-- Given instruction --
Retype the listing that follows, exactly as written.

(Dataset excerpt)
--

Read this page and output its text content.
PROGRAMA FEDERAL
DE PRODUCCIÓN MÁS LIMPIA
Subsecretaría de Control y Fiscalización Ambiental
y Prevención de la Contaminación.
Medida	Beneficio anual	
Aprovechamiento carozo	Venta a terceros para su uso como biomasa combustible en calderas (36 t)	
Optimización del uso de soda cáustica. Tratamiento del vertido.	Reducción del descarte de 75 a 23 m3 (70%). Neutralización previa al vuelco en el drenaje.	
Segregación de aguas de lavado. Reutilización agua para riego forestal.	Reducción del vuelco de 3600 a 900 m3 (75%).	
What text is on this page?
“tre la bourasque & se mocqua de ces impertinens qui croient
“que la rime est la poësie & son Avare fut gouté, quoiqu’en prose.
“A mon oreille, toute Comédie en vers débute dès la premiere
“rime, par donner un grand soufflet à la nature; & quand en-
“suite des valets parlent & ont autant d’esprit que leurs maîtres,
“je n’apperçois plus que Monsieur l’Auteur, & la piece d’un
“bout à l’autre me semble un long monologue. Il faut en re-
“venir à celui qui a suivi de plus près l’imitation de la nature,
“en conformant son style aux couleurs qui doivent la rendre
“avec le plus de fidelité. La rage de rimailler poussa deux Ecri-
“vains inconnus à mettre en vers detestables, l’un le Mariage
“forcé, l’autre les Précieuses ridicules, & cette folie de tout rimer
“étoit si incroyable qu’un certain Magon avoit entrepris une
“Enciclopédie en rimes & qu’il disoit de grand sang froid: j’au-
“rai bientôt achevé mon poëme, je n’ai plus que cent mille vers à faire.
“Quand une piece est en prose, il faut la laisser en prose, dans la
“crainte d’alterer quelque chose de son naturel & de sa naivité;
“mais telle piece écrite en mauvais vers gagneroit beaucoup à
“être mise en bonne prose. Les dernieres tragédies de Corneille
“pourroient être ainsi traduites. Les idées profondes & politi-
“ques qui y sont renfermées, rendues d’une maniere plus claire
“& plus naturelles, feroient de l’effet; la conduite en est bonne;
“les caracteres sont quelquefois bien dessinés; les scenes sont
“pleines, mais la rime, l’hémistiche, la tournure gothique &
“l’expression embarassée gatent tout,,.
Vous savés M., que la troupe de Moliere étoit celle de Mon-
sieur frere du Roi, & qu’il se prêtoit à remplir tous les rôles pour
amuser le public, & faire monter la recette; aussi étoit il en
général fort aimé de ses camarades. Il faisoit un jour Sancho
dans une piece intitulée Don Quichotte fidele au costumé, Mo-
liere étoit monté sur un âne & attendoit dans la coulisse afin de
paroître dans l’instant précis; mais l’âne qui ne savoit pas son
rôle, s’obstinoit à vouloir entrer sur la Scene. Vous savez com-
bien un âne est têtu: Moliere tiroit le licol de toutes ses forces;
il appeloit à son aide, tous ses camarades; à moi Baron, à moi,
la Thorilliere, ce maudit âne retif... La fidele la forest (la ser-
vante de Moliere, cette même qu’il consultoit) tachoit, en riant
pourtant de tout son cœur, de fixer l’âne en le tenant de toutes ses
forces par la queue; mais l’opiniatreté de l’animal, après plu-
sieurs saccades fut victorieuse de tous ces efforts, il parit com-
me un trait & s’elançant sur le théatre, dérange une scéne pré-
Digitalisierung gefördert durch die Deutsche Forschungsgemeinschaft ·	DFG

--

-- Output of the exercise --
Read this page and output its text content.
PROGRAMA FEDERAL
DE PRODUCCIÓN MÁS LIMPIA
Subsecretaría de Control y Fiscalización Ambiental
y Prevención de la Contaminación.
Medida	Beneficio anual	
Aprovechamiento carozo	Venta a terceros para su uso como biomasa combustible en calderas (36 t)	
Optimización del uso de soda cáustica. Tratamiento del vertido.	Reducción del descarte de 75 a 23 m3 (70%). Neutralización previa al vuelco en el drenaje.	
Segregación de aguas de lavado. Reutilización agua para riego forestal.	Reducción del vuelco de 3600 a 900 m3 (75%).	
What text is on this page?
“tre la bourasque & se mocqua de ces impertinens qui croient
“que la rime est la poësie & son Avare fut gouté, quoiqu’en prose.
“A mon oreille, toute Comédie en vers débute dès la premiere
“rime, par donner un grand soufflet à la nature; & quand en-
“suite des valets parlent & ont autant d’esprit que leurs maîtres,
“je n’apperçois plus que Monsieur l’Auteur, & la piece d’un
“bout à l’autre me semble un long monologue. Il faut en re-
“venir à celui qui a suivi de plus près l’imitation de la nature,
“en conformant son style aux couleurs qui doivent la rendre
“avec le plus de fidelité. La rage de rimailler poussa deux Ecri-
“vains inconnus à mettre en vers detestables, l’un le Mariage
“forcé, l’autre les Précieuses ridicules, & cette folie de tout rimer
“étoit si incroyable qu’un certain Magon avoit entrepris une
“Enciclopédie en rimes & qu’il disoit de grand sang froid: j’au-
“rai bientôt achevé mon poëme, je n’ai plus que cent mille vers à faire.
“Quand une piece est en prose, il faut la laisser en prose, dans la
“crainte d’alterer quelque chose de son naturel & de sa naivité;
“mais telle piece écrite en mauvais vers gagneroit beaucoup à
“être mise en bonne prose. Les dernieres tragédies de Corneille
“pourroient être ainsi traduites. Les idées profondes & politi-
“ques qui y sont renfermées, rendues d’une maniere plus claire
“& plus naturelles, feroient de l’effet; la conduite en est bonne;
“les caracteres sont quelquefois bien dessinés; les scenes sont
“pleines, mais la rime, l’hémistiche, la tournure gothique &
“l’expression embarassée gatent tout,,.
Vous savés M., que la troupe de Moliere étoit celle de Mon-
sieur frere du Roi, & qu’il se prêtoit à remplir tous les rôles pour
amuser le public, & faire monter la recette; aussi étoit il en
général fort aimé de ses camarades. Il faisoit un jour Sancho
dans une piece intitulée Don Quichotte fidele au costumé, Mo-
liere étoit monté sur un âne & attendoit dans la coulisse afin de
paroître dans l’instant précis; mais l’âne qui ne savoit pas son
rôle, s’obstinoit à vouloir entrer sur la Scene. Vous savez com-
bien un âne est têtu: Moliere tiroit le licol de toutes ses forces;
il appeloit à son aide, tous ses camarades; à moi Baron, à moi,
la Thorilliere, ce maudit âne retif... La fidele la forest (la ser-
vante de Moliere, cette même qu’il consultoit) tachoit, en riant
pourtant de tout son cœur, de fixer l’âne en le tenant de toutes ses
forces par la queue; mais l’opiniatreté de l’animal, après plu-
sieurs saccades fut victorieuse de tous ces efforts, il parit com-
me un trait & s’elançant sur le théatre, dérange une scéne pré-
Digitalisierung gefördert durch die Deutsche Forschungsgemeinschaft ·	DFG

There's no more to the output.